The expected response is the full listing, retyped exactly, without its images.

[Data excerpts]
────────────────

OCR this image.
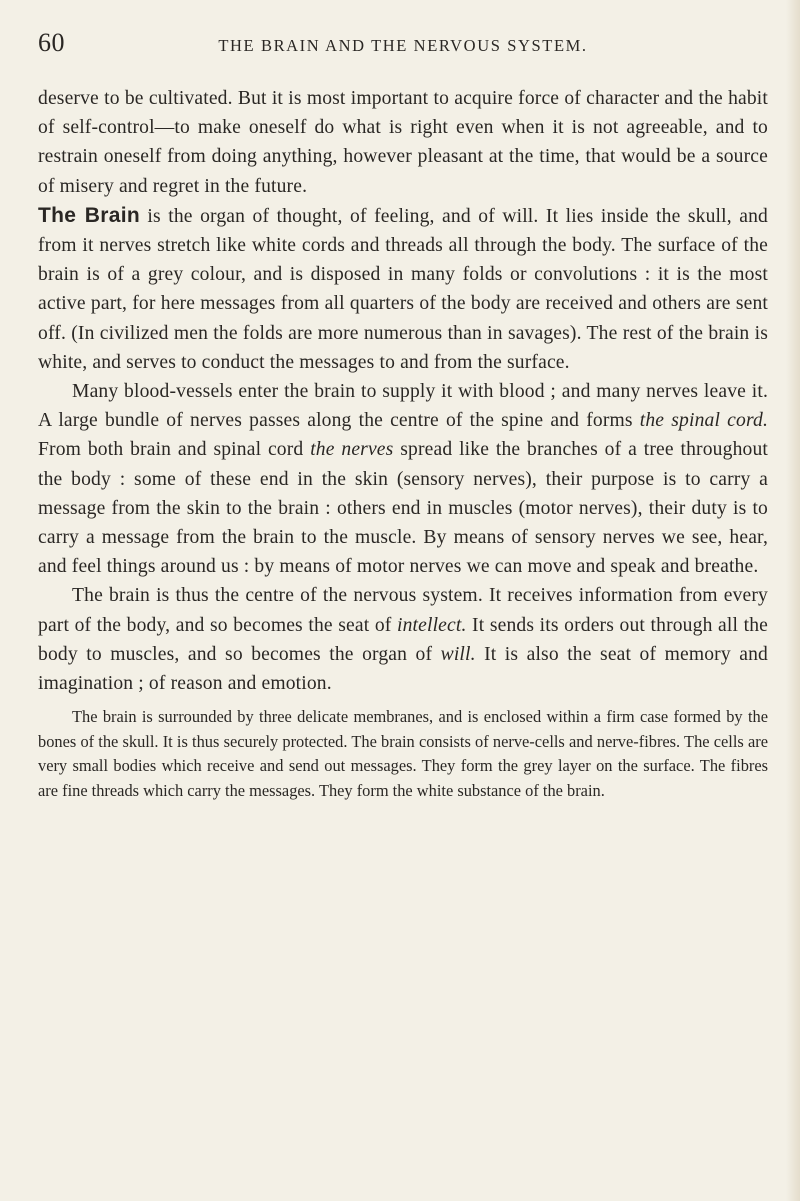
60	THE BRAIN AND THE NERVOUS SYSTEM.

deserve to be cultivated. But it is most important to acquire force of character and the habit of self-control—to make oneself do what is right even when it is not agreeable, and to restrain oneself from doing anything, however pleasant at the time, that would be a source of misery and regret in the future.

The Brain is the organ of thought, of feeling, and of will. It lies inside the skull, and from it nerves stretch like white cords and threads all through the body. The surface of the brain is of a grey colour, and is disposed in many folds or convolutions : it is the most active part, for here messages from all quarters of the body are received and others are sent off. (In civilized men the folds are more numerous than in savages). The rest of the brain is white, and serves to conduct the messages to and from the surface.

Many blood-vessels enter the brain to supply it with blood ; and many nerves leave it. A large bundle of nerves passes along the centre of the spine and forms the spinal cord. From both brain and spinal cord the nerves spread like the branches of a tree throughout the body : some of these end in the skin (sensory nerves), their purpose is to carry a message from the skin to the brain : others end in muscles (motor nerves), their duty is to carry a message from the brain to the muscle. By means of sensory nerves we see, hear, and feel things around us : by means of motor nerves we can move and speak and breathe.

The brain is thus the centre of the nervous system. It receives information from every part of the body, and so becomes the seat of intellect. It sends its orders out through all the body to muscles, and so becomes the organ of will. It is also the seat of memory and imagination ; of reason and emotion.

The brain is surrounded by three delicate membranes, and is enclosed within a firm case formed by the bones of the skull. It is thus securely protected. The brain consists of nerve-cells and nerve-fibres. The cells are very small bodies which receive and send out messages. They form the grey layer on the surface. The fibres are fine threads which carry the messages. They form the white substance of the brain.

────────────────

[Your solution]
OCR this image.
60	THE BRAIN AND THE NERVOUS SYSTEM.

deserve to be cultivated. But it is most important to acquire force of character and the habit of self-control—to make oneself do what is right even when it is not agreeable, and to restrain oneself from doing anything, however pleasant at the time, that would be a source of misery and regret in the future.

The Brain is the organ of thought, of feeling, and of will. It lies inside the skull, and from it nerves stretch like white cords and threads all through the body. The surface of the brain is of a grey colour, and is disposed in many folds or convolutions : it is the most active part, for here messages from all quarters of the body are received and others are sent off. (In civilized men the folds are more numerous than in savages). The rest of the brain is white, and serves to conduct the messages to and from the surface.

Many blood-vessels enter the brain to supply it with blood ; and many nerves leave it. A large bundle of nerves passes along the centre of the spine and forms the spinal cord. From both brain and spinal cord the nerves spread like the branches of a tree throughout the body : some of these end in the skin (sensory nerves), their purpose is to carry a message from the skin to the brain : others end in muscles (motor nerves), their duty is to carry a message from the brain to the muscle. By means of sensory nerves we see, hear, and feel things around us : by means of motor nerves we can move and speak and breathe.

The brain is thus the centre of the nervous system. It receives information from every part of the body, and so becomes the seat of intellect. It sends its orders out through all the body to muscles, and so becomes the organ of will. It is also the seat of memory and imagination ; of reason and emotion.

The brain is surrounded by three delicate membranes, and is enclosed within a firm case formed by the bones of the skull. It is thus securely protected. The brain consists of nerve-cells and nerve-fibres. The cells are very small bodies which receive and send out messages. They form the grey layer on the surface. The fibres are fine threads which carry the messages. They form the white substance of the brain.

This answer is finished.